┌─ Listed entries

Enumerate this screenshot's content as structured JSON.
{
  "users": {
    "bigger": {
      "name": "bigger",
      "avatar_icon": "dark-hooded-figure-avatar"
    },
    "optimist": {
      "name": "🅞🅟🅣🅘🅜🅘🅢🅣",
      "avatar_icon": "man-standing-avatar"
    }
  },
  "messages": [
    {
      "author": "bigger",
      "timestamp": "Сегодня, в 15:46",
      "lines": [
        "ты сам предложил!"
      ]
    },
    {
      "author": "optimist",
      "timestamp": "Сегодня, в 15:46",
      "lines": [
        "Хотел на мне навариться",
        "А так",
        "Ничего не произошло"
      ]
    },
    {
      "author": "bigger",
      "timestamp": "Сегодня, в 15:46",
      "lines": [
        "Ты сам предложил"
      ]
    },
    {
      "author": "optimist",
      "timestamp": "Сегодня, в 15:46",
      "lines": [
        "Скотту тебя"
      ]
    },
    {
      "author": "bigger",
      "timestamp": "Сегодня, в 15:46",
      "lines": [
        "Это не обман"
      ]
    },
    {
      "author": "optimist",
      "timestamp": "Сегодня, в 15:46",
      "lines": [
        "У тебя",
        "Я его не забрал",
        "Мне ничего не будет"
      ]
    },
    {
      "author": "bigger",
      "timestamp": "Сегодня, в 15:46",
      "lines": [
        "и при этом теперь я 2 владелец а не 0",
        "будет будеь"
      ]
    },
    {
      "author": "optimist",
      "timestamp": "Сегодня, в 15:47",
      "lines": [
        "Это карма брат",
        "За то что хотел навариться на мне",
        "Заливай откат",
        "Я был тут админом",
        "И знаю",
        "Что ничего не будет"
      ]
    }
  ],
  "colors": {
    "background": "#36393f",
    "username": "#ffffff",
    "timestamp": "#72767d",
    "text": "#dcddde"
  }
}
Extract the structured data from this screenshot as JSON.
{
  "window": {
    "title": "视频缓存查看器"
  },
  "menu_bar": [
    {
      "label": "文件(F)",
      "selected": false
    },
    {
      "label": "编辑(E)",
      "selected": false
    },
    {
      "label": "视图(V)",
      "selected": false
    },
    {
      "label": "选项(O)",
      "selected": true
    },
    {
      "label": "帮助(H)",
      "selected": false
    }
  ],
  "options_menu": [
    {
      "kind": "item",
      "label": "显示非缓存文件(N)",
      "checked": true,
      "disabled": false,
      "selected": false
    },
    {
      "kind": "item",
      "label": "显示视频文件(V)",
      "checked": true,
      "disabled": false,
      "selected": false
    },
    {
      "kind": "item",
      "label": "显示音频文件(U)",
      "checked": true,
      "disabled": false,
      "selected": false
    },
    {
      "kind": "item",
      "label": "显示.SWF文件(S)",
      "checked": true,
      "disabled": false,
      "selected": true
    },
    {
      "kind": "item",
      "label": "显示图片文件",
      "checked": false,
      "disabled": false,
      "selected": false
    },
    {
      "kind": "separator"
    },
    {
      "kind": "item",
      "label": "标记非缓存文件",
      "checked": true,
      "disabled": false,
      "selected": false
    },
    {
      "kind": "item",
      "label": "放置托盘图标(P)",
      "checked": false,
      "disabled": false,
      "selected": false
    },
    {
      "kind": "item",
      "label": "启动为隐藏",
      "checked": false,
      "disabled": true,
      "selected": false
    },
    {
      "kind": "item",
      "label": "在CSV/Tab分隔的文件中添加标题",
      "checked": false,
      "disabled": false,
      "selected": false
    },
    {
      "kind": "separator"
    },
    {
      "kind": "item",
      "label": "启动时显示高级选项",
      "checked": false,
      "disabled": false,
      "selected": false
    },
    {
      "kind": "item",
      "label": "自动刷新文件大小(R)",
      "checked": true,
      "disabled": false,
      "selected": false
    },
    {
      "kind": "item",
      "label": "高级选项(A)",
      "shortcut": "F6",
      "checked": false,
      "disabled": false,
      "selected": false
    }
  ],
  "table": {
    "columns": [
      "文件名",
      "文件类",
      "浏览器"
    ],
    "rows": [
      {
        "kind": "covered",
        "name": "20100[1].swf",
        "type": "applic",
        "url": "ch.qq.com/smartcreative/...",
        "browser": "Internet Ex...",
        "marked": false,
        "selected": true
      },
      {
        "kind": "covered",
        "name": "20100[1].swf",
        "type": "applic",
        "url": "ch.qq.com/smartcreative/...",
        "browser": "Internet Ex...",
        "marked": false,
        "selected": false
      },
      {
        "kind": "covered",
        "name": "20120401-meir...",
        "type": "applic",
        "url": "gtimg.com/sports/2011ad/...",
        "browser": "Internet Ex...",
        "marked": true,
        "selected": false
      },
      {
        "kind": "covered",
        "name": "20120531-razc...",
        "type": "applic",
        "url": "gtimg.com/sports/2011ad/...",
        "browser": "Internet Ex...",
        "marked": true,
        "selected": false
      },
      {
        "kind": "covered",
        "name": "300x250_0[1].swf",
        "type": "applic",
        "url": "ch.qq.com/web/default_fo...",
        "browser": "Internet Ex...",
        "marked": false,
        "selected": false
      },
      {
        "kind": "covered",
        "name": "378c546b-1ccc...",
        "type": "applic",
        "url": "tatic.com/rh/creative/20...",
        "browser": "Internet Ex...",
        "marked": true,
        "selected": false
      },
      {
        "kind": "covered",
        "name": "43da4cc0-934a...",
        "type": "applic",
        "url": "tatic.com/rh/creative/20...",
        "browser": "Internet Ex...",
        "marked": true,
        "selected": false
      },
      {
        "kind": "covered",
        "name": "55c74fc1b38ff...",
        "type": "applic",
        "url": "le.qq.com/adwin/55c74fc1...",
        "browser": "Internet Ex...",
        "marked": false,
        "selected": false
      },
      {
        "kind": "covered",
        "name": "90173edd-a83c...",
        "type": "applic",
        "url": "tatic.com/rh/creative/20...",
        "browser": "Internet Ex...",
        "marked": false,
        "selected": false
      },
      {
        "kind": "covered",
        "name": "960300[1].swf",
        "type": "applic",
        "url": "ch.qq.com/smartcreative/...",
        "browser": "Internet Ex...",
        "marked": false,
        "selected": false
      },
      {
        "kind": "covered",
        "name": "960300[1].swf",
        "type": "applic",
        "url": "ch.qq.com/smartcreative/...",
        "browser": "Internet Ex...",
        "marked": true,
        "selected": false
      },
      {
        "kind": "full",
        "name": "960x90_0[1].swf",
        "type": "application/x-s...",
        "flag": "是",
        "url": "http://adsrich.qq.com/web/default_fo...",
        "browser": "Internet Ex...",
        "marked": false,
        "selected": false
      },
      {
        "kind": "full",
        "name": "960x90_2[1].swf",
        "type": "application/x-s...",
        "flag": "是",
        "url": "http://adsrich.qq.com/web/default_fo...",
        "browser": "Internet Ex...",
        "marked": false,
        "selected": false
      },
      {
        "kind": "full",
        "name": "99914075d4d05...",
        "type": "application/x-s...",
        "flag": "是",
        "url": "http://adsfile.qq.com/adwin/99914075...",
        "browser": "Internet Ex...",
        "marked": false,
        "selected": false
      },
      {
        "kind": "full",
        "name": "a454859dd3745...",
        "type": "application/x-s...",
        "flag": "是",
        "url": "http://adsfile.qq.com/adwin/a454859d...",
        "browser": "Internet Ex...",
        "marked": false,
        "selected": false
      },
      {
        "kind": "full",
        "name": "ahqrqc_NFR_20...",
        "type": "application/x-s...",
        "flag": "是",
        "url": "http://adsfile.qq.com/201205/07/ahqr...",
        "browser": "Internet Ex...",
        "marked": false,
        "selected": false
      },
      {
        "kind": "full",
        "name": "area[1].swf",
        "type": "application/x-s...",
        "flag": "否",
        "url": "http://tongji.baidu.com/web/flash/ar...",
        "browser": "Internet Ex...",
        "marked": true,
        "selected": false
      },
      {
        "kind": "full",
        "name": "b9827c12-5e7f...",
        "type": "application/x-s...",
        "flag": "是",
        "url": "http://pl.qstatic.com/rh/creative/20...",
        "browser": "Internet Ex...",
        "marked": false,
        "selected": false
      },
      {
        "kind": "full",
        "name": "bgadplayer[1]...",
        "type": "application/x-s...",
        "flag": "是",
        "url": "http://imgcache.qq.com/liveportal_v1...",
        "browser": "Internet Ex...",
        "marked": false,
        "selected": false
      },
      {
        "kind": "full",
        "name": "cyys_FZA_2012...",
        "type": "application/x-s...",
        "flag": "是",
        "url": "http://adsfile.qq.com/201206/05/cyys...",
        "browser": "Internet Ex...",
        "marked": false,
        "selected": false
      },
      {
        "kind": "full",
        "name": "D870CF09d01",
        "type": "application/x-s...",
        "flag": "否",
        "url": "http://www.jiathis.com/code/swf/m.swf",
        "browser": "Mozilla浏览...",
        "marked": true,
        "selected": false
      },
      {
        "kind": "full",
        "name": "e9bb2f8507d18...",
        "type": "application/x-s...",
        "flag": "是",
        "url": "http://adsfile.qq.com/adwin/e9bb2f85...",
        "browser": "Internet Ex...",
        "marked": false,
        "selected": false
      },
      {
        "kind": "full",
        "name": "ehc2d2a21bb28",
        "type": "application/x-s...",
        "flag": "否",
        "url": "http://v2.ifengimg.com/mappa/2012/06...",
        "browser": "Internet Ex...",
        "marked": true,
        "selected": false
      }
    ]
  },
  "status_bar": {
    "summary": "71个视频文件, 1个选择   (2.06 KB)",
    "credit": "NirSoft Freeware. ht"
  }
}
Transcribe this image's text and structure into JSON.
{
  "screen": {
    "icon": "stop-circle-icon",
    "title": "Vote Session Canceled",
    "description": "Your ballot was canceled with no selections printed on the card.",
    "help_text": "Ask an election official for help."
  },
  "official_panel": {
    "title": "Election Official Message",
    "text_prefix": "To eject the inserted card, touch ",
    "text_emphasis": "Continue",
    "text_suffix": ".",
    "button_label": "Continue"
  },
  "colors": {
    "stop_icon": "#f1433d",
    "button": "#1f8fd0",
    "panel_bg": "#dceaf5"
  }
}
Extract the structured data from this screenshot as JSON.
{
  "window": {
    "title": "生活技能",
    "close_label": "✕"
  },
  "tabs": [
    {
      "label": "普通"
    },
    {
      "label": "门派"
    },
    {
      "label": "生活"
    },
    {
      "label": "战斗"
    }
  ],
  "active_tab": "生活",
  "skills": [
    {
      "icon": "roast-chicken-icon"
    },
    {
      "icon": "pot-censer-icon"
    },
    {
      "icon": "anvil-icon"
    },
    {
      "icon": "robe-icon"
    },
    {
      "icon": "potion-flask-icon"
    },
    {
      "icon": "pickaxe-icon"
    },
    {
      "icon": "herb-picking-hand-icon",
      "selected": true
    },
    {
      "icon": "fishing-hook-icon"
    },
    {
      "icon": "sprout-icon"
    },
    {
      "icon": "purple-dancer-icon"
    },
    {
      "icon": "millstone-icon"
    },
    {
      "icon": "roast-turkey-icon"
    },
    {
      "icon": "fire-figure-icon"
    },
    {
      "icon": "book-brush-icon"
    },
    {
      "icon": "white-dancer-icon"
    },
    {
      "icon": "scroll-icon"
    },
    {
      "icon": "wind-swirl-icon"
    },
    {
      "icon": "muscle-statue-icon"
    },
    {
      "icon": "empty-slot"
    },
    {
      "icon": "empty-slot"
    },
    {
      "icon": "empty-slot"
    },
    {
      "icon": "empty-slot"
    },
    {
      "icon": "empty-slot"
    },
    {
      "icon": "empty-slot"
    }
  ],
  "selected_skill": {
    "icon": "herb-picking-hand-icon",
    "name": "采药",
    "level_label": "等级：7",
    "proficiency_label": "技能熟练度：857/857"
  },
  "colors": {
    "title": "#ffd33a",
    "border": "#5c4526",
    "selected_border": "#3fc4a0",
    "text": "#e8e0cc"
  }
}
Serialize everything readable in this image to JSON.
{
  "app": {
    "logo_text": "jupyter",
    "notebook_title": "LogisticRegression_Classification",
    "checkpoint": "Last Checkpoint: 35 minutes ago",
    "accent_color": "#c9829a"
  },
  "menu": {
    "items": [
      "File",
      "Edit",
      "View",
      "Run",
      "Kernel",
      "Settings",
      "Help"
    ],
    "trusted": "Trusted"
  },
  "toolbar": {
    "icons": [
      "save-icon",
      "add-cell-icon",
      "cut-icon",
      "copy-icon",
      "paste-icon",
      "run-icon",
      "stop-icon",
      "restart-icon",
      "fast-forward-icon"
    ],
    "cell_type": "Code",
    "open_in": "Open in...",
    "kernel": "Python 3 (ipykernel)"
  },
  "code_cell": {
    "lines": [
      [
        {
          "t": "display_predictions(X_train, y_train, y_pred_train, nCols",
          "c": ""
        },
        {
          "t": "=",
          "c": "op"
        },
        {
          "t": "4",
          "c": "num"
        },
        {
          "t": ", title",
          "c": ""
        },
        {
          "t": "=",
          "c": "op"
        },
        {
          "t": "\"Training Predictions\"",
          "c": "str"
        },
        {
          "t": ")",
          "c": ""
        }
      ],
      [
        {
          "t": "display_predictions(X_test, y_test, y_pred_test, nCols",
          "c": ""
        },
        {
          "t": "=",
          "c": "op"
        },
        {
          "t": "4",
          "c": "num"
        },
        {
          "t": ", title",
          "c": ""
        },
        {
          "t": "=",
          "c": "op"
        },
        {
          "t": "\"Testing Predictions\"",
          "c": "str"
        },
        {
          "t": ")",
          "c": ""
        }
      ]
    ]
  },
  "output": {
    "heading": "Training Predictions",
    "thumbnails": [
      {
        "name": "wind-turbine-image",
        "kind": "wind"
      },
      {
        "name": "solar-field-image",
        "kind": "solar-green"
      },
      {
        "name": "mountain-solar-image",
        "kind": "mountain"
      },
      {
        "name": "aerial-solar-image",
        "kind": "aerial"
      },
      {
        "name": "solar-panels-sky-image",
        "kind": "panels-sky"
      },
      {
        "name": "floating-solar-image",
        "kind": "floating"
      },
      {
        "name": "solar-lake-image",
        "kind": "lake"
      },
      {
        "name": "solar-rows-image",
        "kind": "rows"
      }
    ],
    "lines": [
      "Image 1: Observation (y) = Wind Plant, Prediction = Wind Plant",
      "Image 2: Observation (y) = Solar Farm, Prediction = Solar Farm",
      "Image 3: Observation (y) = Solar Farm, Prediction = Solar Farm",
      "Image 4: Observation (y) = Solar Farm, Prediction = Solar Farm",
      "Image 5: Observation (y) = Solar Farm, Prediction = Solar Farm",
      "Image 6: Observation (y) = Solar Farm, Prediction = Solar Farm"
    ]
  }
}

└─

◆ Your task
Only lines with the word "будет" are wanted, so copy each one from the records.

◆ Response
        "Мне ничего не будет"
        "будет будеь"
        "Что ничего не будет"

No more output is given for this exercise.